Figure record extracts
>>>>>

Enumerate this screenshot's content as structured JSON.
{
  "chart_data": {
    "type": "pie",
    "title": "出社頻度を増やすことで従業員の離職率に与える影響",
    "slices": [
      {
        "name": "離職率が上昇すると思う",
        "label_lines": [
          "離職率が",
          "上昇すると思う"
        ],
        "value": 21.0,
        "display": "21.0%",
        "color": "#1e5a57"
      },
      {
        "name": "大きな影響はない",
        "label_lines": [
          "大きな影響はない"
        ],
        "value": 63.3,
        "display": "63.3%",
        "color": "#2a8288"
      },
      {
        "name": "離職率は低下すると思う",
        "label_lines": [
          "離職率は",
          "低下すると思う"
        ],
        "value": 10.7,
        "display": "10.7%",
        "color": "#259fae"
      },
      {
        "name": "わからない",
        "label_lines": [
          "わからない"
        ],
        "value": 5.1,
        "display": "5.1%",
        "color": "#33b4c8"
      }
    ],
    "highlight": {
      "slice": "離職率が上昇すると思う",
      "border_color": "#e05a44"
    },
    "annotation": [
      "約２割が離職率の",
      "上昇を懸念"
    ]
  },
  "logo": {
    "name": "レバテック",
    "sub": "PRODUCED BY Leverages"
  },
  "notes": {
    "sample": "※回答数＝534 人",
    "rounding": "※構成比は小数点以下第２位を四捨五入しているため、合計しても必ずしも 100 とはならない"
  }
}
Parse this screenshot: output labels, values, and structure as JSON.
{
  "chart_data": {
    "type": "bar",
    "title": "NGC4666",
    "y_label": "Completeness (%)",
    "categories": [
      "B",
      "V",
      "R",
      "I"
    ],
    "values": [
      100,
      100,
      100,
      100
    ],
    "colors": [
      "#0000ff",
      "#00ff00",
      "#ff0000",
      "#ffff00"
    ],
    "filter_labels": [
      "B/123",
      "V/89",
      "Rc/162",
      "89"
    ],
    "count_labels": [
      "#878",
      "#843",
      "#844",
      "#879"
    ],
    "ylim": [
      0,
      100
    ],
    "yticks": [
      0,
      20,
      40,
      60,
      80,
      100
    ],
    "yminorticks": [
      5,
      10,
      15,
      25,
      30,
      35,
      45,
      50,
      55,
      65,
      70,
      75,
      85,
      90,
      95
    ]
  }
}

<<<<<

Exercise requirements: Show each line in the entries that holds the string "name".

Solution to this problem:
        "name": "離職率が上昇すると思う",
        "name": "大きな影響はない",
        "name": "離職率は低下すると思う",
        "name": "わからない",
    "name": "レバテック",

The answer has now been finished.